* begin Data supplied *
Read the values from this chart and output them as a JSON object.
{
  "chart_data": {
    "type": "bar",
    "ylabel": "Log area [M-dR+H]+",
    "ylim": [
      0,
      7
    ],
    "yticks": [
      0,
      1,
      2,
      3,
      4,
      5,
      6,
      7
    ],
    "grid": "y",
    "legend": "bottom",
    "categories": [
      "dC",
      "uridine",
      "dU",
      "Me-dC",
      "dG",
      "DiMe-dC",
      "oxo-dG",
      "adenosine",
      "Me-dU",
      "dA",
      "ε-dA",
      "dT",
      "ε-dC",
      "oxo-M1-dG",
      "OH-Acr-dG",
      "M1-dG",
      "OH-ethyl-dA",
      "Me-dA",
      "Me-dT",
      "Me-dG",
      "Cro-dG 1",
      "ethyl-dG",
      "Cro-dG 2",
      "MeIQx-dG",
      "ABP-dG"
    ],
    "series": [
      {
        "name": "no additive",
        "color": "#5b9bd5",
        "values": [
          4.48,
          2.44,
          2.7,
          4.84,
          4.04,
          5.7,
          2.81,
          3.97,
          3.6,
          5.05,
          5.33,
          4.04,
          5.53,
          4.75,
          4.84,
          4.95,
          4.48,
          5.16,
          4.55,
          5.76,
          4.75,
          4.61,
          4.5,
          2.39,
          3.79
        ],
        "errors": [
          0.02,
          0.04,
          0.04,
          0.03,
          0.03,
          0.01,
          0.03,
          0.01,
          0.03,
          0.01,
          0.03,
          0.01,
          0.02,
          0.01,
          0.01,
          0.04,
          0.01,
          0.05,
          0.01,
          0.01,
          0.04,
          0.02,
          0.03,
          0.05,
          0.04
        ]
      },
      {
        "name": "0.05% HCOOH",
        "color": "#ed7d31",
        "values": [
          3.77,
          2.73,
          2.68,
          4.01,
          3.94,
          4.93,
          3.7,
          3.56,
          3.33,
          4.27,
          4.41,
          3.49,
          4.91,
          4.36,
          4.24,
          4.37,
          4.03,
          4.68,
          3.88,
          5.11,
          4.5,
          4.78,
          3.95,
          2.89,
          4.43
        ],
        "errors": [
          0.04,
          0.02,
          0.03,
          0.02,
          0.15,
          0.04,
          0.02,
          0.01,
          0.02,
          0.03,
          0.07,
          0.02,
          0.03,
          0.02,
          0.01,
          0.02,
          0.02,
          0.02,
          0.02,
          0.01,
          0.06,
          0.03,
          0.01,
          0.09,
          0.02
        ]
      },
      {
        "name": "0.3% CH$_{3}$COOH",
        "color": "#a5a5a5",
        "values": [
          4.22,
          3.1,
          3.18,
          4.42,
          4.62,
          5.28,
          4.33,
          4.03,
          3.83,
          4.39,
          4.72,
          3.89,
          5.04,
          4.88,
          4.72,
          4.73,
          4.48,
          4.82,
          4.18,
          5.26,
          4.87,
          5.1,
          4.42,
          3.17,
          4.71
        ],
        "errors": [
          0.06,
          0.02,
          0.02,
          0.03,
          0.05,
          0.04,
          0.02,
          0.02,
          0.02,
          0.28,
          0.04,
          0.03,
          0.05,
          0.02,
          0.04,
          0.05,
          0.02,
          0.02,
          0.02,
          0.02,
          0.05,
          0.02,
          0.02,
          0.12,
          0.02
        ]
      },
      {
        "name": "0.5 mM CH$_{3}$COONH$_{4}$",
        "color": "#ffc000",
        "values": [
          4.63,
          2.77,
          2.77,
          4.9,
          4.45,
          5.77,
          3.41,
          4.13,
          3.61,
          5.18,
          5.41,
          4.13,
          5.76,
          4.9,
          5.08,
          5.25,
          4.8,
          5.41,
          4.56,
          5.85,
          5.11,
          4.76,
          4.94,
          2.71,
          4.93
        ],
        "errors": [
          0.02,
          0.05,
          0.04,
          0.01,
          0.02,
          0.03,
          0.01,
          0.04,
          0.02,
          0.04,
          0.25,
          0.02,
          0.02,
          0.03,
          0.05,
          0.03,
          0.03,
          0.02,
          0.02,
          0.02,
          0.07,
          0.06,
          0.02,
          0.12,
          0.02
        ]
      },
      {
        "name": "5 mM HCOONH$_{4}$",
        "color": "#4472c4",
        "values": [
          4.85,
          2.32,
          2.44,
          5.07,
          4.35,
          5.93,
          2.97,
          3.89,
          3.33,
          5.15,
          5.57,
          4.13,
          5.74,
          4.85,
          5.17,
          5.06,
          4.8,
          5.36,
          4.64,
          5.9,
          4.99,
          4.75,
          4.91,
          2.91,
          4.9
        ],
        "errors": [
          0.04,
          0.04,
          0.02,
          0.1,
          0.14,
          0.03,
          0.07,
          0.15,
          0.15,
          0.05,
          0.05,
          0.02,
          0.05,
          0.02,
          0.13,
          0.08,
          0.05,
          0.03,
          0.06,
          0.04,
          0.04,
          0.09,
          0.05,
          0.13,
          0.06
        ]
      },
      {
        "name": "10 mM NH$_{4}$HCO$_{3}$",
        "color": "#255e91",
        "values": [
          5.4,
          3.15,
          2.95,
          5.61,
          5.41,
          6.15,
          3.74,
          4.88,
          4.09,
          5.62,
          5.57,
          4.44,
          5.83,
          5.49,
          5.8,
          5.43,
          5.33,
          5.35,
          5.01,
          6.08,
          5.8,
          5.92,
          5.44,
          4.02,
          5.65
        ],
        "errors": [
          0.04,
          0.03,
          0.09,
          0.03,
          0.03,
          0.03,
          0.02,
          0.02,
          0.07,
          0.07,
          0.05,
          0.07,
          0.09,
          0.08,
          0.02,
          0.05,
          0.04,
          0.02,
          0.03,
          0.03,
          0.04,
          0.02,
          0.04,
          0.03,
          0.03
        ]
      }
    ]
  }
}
* end Data supplied *
## Short exercise
Output the records above in their entirety, exactly.

## Task result
Read the values from this chart and output them as a JSON object.
{
  "chart_data": {
    "type": "bar",
    "ylabel": "Log area [M-dR+H]+",
    "ylim": [
      0,
      7
    ],
    "yticks": [
      0,
      1,
      2,
      3,
      4,
      5,
      6,
      7
    ],
    "grid": "y",
    "legend": "bottom",
    "categories": [
      "dC",
      "uridine",
      "dU",
      "Me-dC",
      "dG",
      "DiMe-dC",
      "oxo-dG",
      "adenosine",
      "Me-dU",
      "dA",
      "ε-dA",
      "dT",
      "ε-dC",
      "oxo-M1-dG",
      "OH-Acr-dG",
      "M1-dG",
      "OH-ethyl-dA",
      "Me-dA",
      "Me-dT",
      "Me-dG",
      "Cro-dG 1",
      "ethyl-dG",
      "Cro-dG 2",
      "MeIQx-dG",
      "ABP-dG"
    ],
    "series": [
      {
        "name": "no additive",
        "color": "#5b9bd5",
        "values": [
          4.48,
          2.44,
          2.7,
          4.84,
          4.04,
          5.7,
          2.81,
          3.97,
          3.6,
          5.05,
          5.33,
          4.04,
          5.53,
          4.75,
          4.84,
          4.95,
          4.48,
          5.16,
          4.55,
          5.76,
          4.75,
          4.61,
          4.5,
          2.39,
          3.79
        ],
        "errors": [
          0.02,
          0.04,
          0.04,
          0.03,
          0.03,
          0.01,
          0.03,
          0.01,
          0.03,
          0.01,
          0.03,
          0.01,
          0.02,
          0.01,
          0.01,
          0.04,
          0.01,
          0.05,
          0.01,
          0.01,
          0.04,
          0.02,
          0.03,
          0.05,
          0.04
        ]
      },
      {
        "name": "0.05% HCOOH",
        "color": "#ed7d31",
        "values": [
          3.77,
          2.73,
          2.68,
          4.01,
          3.94,
          4.93,
          3.7,
          3.56,
          3.33,
          4.27,
          4.41,
          3.49,
          4.91,
          4.36,
          4.24,
          4.37,
          4.03,
          4.68,
          3.88,
          5.11,
          4.5,
          4.78,
          3.95,
          2.89,
          4.43
        ],
        "errors": [
          0.04,
          0.02,
          0.03,
          0.02,
          0.15,
          0.04,
          0.02,
          0.01,
          0.02,
          0.03,
          0.07,
          0.02,
          0.03,
          0.02,
          0.01,
          0.02,
          0.02,
          0.02,
          0.02,
          0.01,
          0.06,
          0.03,
          0.01,
          0.09,
          0.02
        ]
      },
      {
        "name": "0.3% CH$_{3}$COOH",
        "color": "#a5a5a5",
        "values": [
          4.22,
          3.1,
          3.18,
          4.42,
          4.62,
          5.28,
          4.33,
          4.03,
          3.83,
          4.39,
          4.72,
          3.89,
          5.04,
          4.88,
          4.72,
          4.73,
          4.48,
          4.82,
          4.18,
          5.26,
          4.87,
          5.1,
          4.42,
          3.17,
          4.71
        ],
        "errors": [
          0.06,
          0.02,
          0.02,
          0.03,
          0.05,
          0.04,
          0.02,
          0.02,
          0.02,
          0.28,
          0.04,
          0.03,
          0.05,
          0.02,
          0.04,
          0.05,
          0.02,
          0.02,
          0.02,
          0.02,
          0.05,
          0.02,
          0.02,
          0.12,
          0.02
        ]
      },
      {
        "name": "0.5 mM CH$_{3}$COONH$_{4}$",
        "color": "#ffc000",
        "values": [
          4.63,
          2.77,
          2.77,
          4.9,
          4.45,
          5.77,
          3.41,
          4.13,
          3.61,
          5.18,
          5.41,
          4.13,
          5.76,
          4.9,
          5.08,
          5.25,
          4.8,
          5.41,
          4.56,
          5.85,
          5.11,
          4.76,
          4.94,
          2.71,
          4.93
        ],
        "errors": [
          0.02,
          0.05,
          0.04,
          0.01,
          0.02,
          0.03,
          0.01,
          0.04,
          0.02,
          0.04,
          0.25,
          0.02,
          0.02,
          0.03,
          0.05,
          0.03,
          0.03,
          0.02,
          0.02,
          0.02,
          0.07,
          0.06,
          0.02,
          0.12,
          0.02
        ]
      },
      {
        "name": "5 mM HCOONH$_{4}$",
        "color": "#4472c4",
        "values": [
          4.85,
          2.32,
          2.44,
          5.07,
          4.35,
          5.93,
          2.97,
          3.89,
          3.33,
          5.15,
          5.57,
          4.13,
          5.74,
          4.85,
          5.17,
          5.06,
          4.8,
          5.36,
          4.64,
          5.9,
          4.99,
          4.75,
          4.91,
          2.91,
          4.9
        ],
        "errors": [
          0.04,
          0.04,
          0.02,
          0.1,
          0.14,
          0.03,
          0.07,
          0.15,
          0.15,
          0.05,
          0.05,
          0.02,
          0.05,
          0.02,
          0.13,
          0.08,
          0.05,
          0.03,
          0.06,
          0.04,
          0.04,
          0.09,
          0.05,
          0.13,
          0.06
        ]
      },
      {
        "name": "10 mM NH$_{4}$HCO$_{3}$",
        "color": "#255e91",
        "values": [
          5.4,
          3.15,
          2.95,
          5.61,
          5.41,
          6.15,
          3.74,
          4.88,
          4.09,
          5.62,
          5.57,
          4.44,
          5.83,
          5.49,
          5.8,
          5.43,
          5.33,
          5.35,
          5.01,
          6.08,
          5.8,
          5.92,
          5.44,
          4.02,
          5.65
        ],
        "errors": [
          0.04,
          0.03,
          0.09,
          0.03,
          0.03,
          0.03,
          0.02,
          0.02,
          0.07,
          0.07,
          0.05,
          0.07,
          0.09,
          0.08,
          0.02,
          0.05,
          0.04,
          0.02,
          0.03,
          0.03,
          0.04,
          0.02,
          0.04,
          0.03,
          0.03
        ]
      }
    ]
  }
}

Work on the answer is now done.